» Exercise material:
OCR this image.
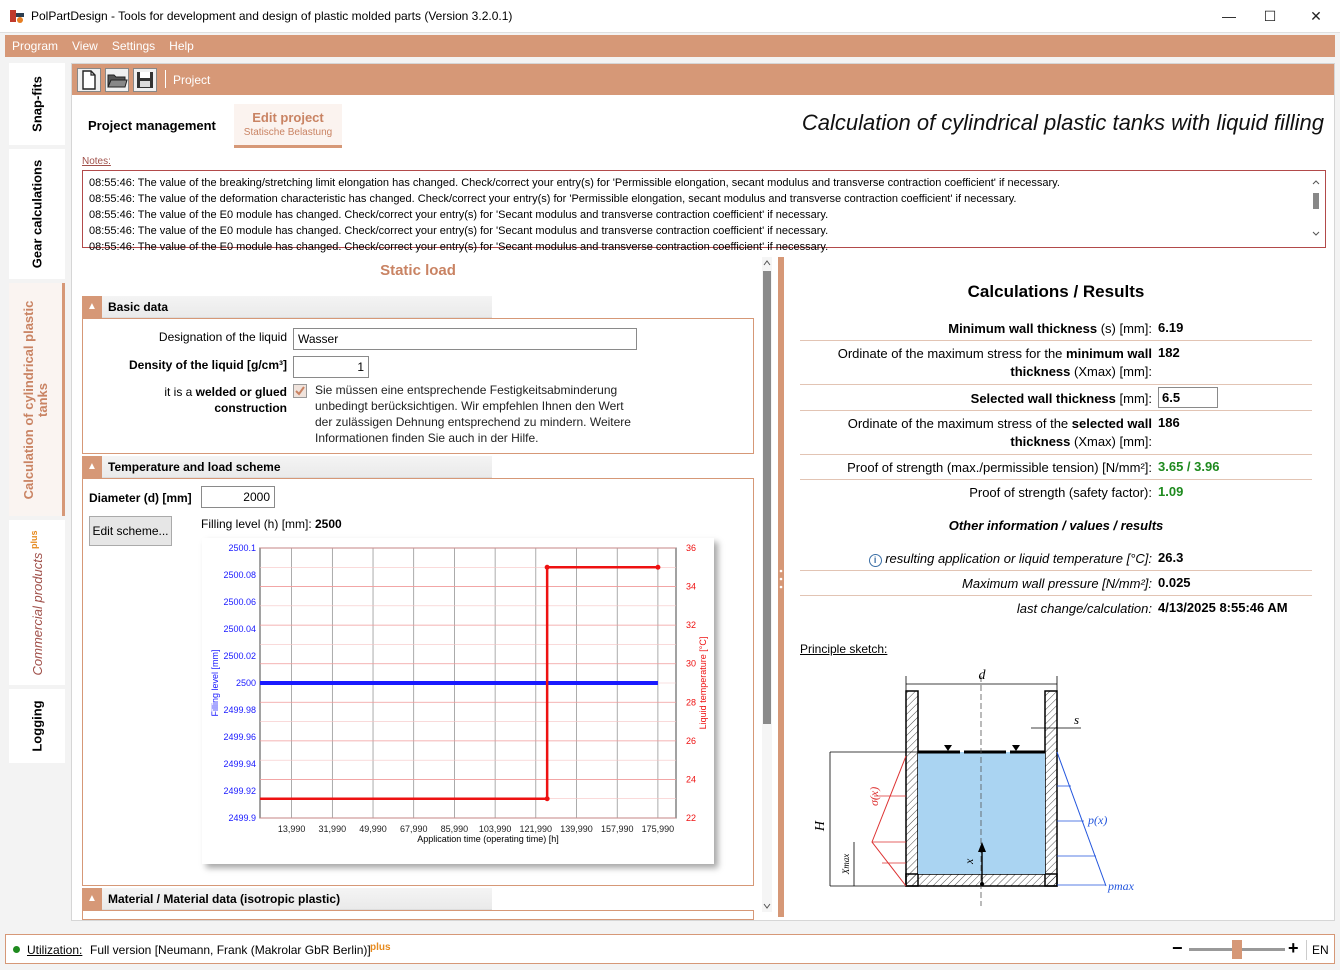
PolPartDesign - Tools for development and design of plastic molded parts (Version 3.2.0.1)	—	☐	✕
Program View Settings Help
Snap-fits
Gear calculations
Calculation of cylindrical plastic tanks
Commercial products $^{plus}$
Logging
Project
Project management
Edit project
Statische Belastung	Calculation of cylindrical plastic tanks with liquid filling
Notes:
08:55:46: The value of the breaking/stretching limit elongation has changed. Check/correct your entry(s) for 'Permissible elongation, secant modulus and transverse contraction coefficient' if necessary.
08:55:46: The value of the deformation characteristic has changed. Check/correct your entry(s) for 'Permissible elongation, secant modulus and transverse contraction coefficient' if necessary.
08:55:46: The value of the E0 module has changed. Check/correct your entry(s) for 'Secant modulus and transverse contraction coefficient' if necessary.
08:55:46: The value of the E0 module has changed. Check/correct your entry(s) for 'Secant modulus and transverse contraction coefficient' if necessary.
08:55:46: The value of the E0 module has changed. Check/correct your entry(s) for 'Secant modulus and transverse contraction coefficient' if necessary.
Static load
▲ Basic data
Designation of the liquid Wasser
Density of the liquid [g/cm³]	1
it is a welded or glued construction
Sie müssen eine entsprechende Festigkeitsabminderung unbedingt berücksichtigen. Wir empfehlen Ihnen den Wert der zulässigen Dehnung entsprechend zu mindern. Weitere Informationen finden Sie auch in der Hilfe.
▲ Temperature and load scheme
Diameter (d) [mm]	2000
Edit scheme...	Filling level (h) [mm]: 2500
13,990 31,990 49,990 67,990 85,990 103,990 121,990 139,990 157,990 175,990
2500.1
2500.08
2500.06
2500.04
2500.02
2500
2499.98
2499.96
2499.94
2499.92
2499.9
36
34
32
30
28
26
24
22
Application time (operating time) [h]
Filling level [mm]	Liquid temperature [°C]
▲ Material / Material data (isotropic plastic)
Calculations / Results
Minimum wall thickness (s) [mm]: 6.19
Ordinate of the maximum stress for the minimum wall thickness (Xmax) [mm]:
182
Selected wall thickness [mm]: 6.5
Ordinate of the maximum stress of the selected wall thickness (Xmax) [mm]:
186
Proof of strength (max./permissible tension) [N/mm²]: 3.65 / 3.96
Proof of strength (safety factor): 1.09
Other information / values / results
i resulting application or liquid temperature [°C]: 26.3
Maximum wall pressure [N/mm²]: 0.025
last change/calculation: 4/13/2025 8:55:46 AM
Principle sketch:
d
s
H
Xmax
σ(x)
p(x)
pmax
x
Utilization: Full version [Neumann, Frank (Makrolar GbR Berlin)] plus	−	+ EN
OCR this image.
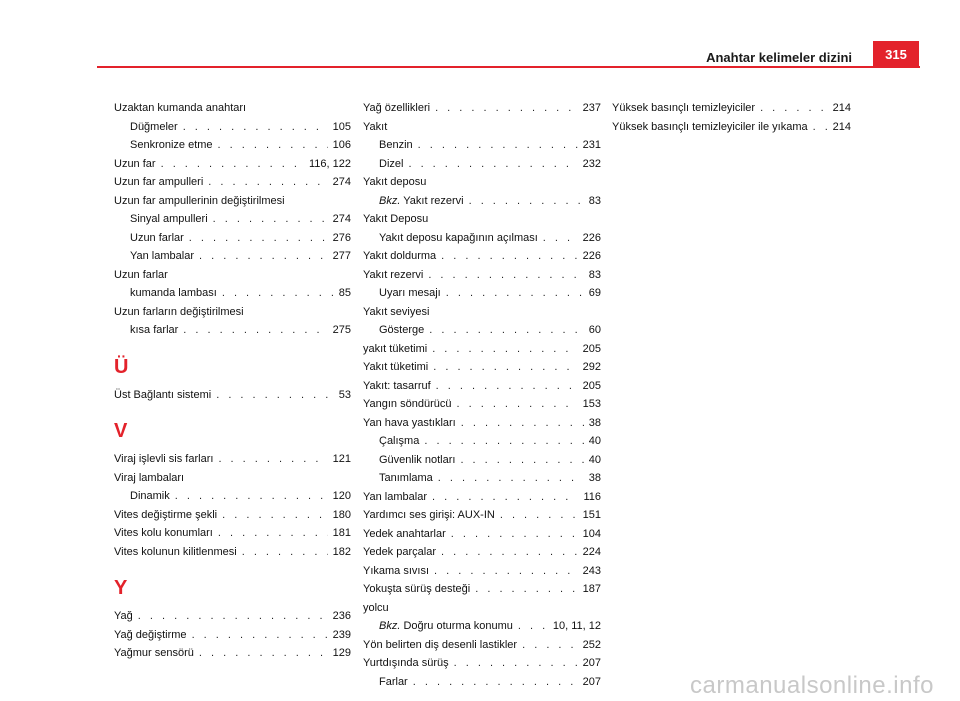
Anahtar kelimeler dizini	315
Uzaktan kumanda anahtarı
Düğmeler . . .	105
Senkronize etme . . .	106
Uzun far . . .	116, 122
Uzun far ampulleri . . .	274
Uzun far ampullerinin değiştirilmesi
Sinyal ampulleri . . .	274
Uzun farlar . . .	276
Yan lambalar . . .	277
Uzun farlar
kumanda lambası . . .	85
Uzun farların değiştirilmesi
kısa farlar . . .	275
Ü
Üst Bağlantı sistemi . . .	53
V
Viraj işlevli sis farları . . .	121
Viraj lambaları
Dinamik . . .	120
Vites değiştirme şekli . . .	180
Vites kolu konumları . . .	181
Vites kolunun kilitlenmesi . . .	182
Y
Yağ . . .	236
Yağ değiştirme . . .	239
Yağmur sensörü . . .	129
Yağ özellikleri . . .	237
Yakıt
Benzin . . .	231
Dizel . . .	232
Yakıt deposu
Bkz. Yakıt rezervi . . .	83
Yakıt Deposu
Yakıt deposu kapağının açılması . . .	226
Yakıt doldurma . . .	226
Yakıt rezervi . . .	83
Uyarı mesajı . . .	69
Yakıt seviyesi
Gösterge . . .	60
yakıt tüketimi . . .	205
Yakıt tüketimi . . .	292
Yakıt: tasarruf . . .	205
Yangın söndürücü . . .	153
Yan hava yastıkları . . .	38
Çalışma . . .	40
Güvenlik notları . . .	40
Tanımlama . . .	38
Yan lambalar . . .	116
Yardımcı ses girişi: AUX-IN . . .	151
Yedek anahtarlar . . .	104
Yedek parçalar . . .	224
Yıkama sıvısı . . .	243
Yokuşta sürüş desteği . . .	187
yolcu
Bkz. Doğru oturma konumu . . .	10, 11, 12
Yön belirten diş desenli lastikler . . .	252
Yurtdışında sürüş . . .	207
Farlar . . .	207
Yüksek basınçlı temizleyiciler . . .	214
Yüksek basınçlı temizleyiciler ile yıkama . . . 214
carmanualsonline.info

» Work to complete: Your task is to list each line of the records with the word "Vites".

» Exercise output:
Vites değiştirme şekli . . .	180
Vites kolu konumları . . .	181
Vites kolunun kilitlenmesi . . .	182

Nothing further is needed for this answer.